The “Winner’s Curse” has a nice corresponding idea in warfare: Pyrrhic victory. King Pyrrhus of Epirus won battles against the Romans, but the losses were so great his army was vastly weakened. I imagine the “Winners Curse” being a larger problem for firms with fewer resources; larger firms may be willing to take the losses to drive out the competition via attrition (sort of like the Romans to Pyrrhus or Russians to the Germans). This is sort of like predatory pricing, with the hope being to someday be a monopoly. Also, the stories of promised Pyrrhic victories from page 174, especially Pacific Telephone hiring a prominent auction theorist to give seminars to the competition on the Winner’s Curse, were amusing.
On the subject of reserve prices: I wonder how often the values are set at the wrong levels in government run auctions? I’d have liked to see more information on this, and how good reserve prices are to be chosen. Consulting experts I imagine, and comparing similar auctions (which I’ve been told caused part of the bubble in one speculation market: Comic books). A few less than rational actors bid up a similar item, and then others expect to be able to sell their items for similar amounts.
The Bug Auctions paper’s use of the abbreviation VM for vulnerability market causes a name collision in my head, not sure that is the best term to go with but it works for the paper. Looking over page two of the Bug Auctions paper, there is another contest I can think of that may be interesting to look at, Pwn2Own from tipping point:
In this case it’s not the product vendor directly offering the prize, but a third party security company. In the case of auctions, I wonder how third party security companies would come into the mix; their influence did not seem to be a major expectation of the paper. For example, an IDS company may be interested in paying for exploits so they can write signatures and offer/market better protection to their customers. In some cases the third party security company may have deeper pockets than the original producers (especially with open source software projects). How should rules be set up in regards to the sharing of information goods? Is the third party security company obligated to the pass on the information to the producer if they buy it first? How often is it better for the third party security company to buy the bug for themselves, as oppose to let the producer buy it and then reverse engineer the patch to make a signature or mitigation?

[Task to carry out] Retype the auction post from "On the subject" up to and including "for similar amounts.".

[Given information]
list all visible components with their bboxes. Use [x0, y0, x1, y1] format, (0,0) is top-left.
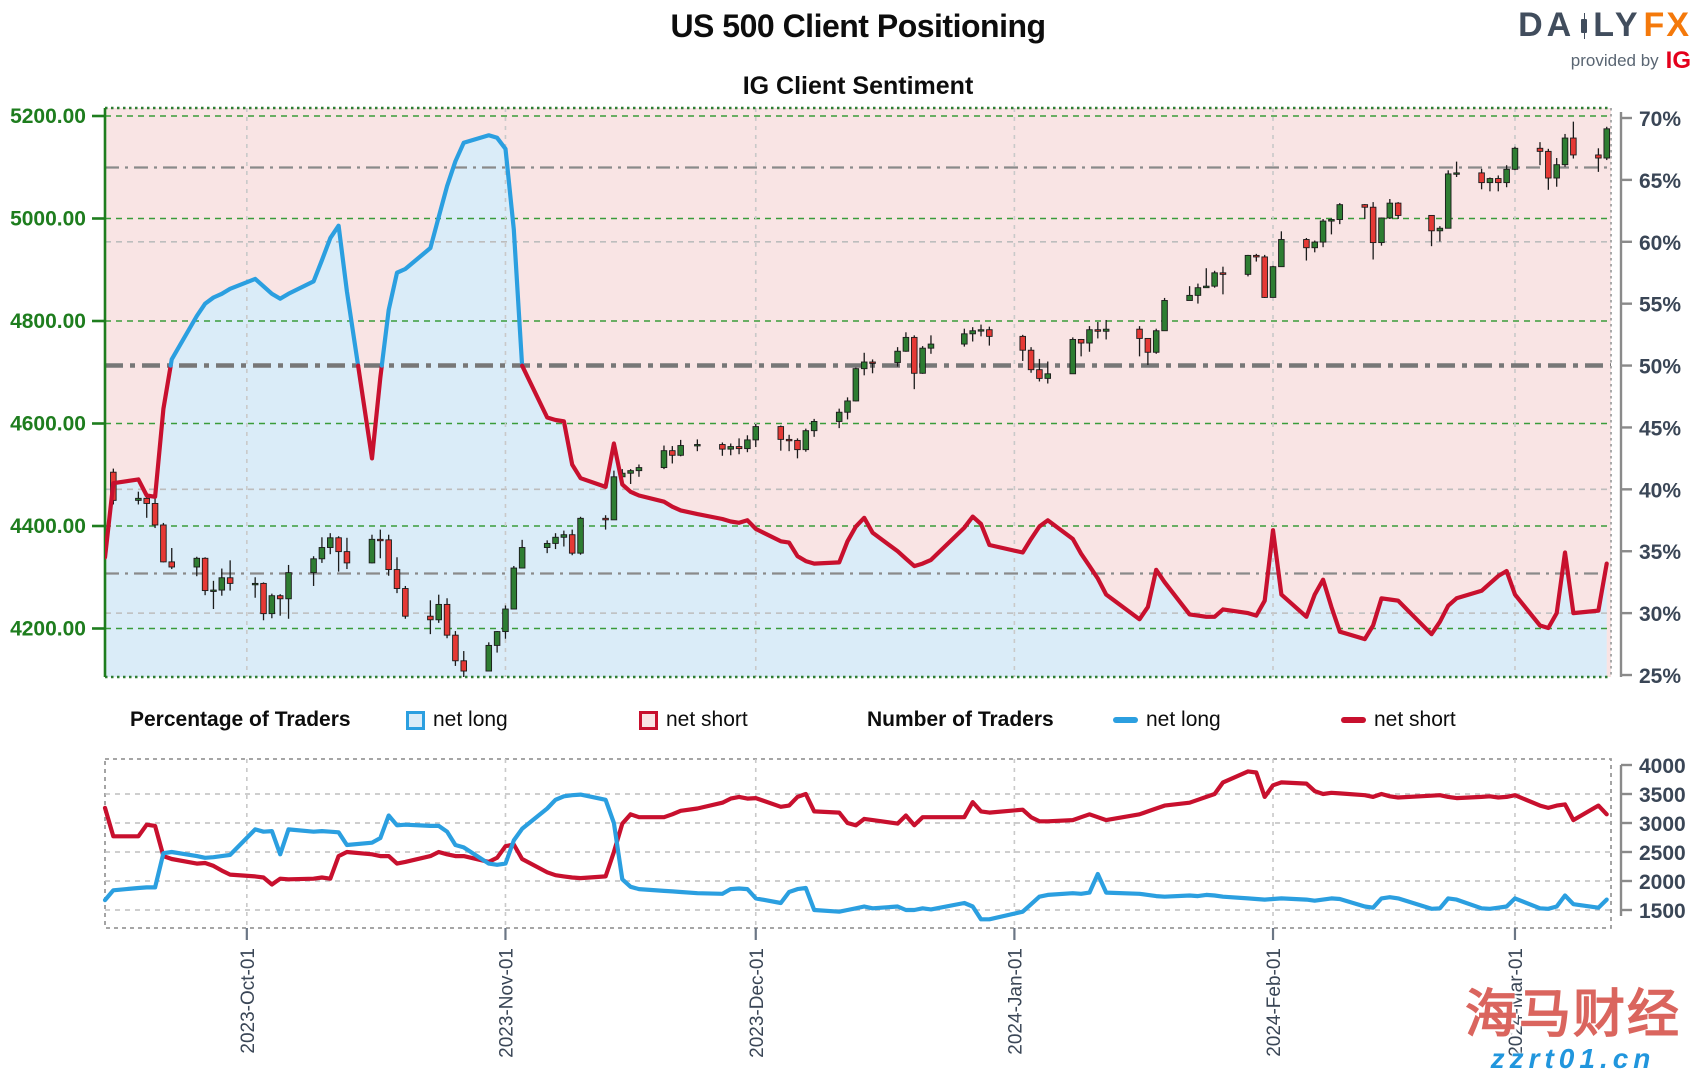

[Result of this exercise]
On the subject of reserve prices: I wonder how often the values are set at the wrong levels in government run auctions? I’d have liked to see more information on this, and how good reserve prices are to be chosen. Consulting experts I imagine, and comparing similar auctions (which I’ve been told caused part of the bubble in one speculation market: Comic books). A few less than rational actors bid up a similar item, and then others expect to be able to sell their items for similar amounts.